Exercise data:

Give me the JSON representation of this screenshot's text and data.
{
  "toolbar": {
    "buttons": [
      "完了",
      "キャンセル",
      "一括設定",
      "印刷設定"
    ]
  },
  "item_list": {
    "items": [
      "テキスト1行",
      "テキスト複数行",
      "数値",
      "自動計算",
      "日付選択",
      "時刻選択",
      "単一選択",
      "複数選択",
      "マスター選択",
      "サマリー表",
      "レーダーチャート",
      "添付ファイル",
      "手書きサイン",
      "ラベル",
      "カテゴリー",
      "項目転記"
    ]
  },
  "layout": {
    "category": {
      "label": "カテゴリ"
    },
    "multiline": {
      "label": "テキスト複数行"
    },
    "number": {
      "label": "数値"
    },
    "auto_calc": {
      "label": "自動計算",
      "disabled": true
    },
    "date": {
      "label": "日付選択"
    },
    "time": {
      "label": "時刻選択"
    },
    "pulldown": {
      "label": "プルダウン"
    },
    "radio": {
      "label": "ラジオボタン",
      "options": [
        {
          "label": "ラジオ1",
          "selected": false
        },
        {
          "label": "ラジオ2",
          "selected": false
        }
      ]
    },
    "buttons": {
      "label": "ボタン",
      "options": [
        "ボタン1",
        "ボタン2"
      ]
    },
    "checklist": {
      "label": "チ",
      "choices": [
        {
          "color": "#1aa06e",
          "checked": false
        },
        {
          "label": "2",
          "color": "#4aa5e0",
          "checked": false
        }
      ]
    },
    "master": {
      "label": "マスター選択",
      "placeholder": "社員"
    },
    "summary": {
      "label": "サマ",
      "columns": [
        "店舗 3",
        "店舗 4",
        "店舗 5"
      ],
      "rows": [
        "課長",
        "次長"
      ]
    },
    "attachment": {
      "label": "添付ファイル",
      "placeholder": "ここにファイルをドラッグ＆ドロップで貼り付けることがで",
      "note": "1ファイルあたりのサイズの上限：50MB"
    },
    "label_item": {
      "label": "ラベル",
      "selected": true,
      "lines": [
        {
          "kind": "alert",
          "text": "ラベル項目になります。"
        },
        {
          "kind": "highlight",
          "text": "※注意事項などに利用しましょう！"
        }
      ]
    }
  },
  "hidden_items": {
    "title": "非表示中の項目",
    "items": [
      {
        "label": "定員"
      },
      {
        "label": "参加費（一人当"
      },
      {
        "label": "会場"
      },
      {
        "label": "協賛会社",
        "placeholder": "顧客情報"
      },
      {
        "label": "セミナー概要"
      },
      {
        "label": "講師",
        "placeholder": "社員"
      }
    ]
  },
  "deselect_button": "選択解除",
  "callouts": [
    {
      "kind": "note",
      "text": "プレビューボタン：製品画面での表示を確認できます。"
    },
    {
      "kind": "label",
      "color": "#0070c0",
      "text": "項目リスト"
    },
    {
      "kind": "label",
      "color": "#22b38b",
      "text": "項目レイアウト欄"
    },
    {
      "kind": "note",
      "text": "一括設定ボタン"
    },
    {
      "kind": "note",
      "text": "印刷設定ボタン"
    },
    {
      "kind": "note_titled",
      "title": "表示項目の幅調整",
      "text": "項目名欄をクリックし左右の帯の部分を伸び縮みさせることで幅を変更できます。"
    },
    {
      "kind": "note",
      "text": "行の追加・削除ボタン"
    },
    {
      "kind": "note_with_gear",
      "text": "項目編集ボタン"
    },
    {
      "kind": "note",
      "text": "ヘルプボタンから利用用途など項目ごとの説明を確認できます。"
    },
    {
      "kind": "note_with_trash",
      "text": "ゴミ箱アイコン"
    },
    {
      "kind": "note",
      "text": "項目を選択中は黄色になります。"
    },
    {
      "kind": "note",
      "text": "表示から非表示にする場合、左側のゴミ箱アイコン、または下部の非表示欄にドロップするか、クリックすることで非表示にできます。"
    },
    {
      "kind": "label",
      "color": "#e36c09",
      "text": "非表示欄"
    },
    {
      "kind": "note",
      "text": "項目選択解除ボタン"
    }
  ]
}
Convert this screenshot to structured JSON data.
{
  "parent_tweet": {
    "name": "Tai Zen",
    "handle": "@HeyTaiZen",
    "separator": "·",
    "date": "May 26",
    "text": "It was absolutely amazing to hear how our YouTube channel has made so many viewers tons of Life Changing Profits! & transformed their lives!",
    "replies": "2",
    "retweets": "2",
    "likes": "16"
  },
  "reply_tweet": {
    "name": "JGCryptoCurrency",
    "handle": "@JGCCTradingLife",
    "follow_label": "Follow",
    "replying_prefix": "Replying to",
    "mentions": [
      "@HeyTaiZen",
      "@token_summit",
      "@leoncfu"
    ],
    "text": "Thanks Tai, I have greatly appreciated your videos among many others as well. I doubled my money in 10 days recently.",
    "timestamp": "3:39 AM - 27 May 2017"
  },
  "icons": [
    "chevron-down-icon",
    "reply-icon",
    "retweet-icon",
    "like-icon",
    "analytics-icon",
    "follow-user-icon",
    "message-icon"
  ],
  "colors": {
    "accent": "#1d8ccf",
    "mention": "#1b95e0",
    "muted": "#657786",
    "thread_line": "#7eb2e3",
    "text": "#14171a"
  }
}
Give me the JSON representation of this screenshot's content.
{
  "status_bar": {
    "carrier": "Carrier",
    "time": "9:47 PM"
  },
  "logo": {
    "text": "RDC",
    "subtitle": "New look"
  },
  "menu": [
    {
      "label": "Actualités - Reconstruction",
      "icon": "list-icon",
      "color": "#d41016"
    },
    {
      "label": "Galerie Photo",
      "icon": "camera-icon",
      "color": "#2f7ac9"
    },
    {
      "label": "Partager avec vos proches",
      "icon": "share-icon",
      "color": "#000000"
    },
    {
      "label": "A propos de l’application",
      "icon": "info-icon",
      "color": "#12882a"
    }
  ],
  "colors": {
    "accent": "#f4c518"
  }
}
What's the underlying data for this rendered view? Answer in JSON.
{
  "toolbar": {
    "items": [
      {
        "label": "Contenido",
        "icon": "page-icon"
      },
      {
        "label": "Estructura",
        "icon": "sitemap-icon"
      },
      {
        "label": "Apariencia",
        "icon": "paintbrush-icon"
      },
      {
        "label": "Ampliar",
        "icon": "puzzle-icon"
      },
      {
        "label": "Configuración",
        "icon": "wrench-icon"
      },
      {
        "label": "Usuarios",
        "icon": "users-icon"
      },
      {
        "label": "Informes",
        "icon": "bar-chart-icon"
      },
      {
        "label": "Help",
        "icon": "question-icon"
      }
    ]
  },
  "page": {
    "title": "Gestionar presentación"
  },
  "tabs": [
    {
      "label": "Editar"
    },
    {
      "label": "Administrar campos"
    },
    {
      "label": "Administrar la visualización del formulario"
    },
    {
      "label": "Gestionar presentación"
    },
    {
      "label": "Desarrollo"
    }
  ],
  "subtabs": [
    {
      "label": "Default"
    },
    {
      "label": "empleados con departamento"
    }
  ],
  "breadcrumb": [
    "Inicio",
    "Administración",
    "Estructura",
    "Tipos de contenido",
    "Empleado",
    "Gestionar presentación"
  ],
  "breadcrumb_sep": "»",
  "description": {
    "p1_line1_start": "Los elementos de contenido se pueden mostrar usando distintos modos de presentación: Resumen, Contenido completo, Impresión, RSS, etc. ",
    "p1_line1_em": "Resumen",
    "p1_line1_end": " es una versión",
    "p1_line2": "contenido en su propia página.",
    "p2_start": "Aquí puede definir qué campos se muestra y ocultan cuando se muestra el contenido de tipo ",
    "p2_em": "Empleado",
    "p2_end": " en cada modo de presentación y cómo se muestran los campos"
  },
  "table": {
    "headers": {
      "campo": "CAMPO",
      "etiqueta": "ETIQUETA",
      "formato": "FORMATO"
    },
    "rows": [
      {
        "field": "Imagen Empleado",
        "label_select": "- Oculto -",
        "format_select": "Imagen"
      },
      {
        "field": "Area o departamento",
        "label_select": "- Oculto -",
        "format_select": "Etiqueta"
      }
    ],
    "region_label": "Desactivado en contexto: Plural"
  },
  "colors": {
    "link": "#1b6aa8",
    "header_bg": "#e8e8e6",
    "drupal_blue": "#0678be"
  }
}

Directions: From the listing above, copy every line that includes the word "handle".

Correct result:
    "handle": "@HeyTaiZen",
    "handle": "@JGCCTradingLife",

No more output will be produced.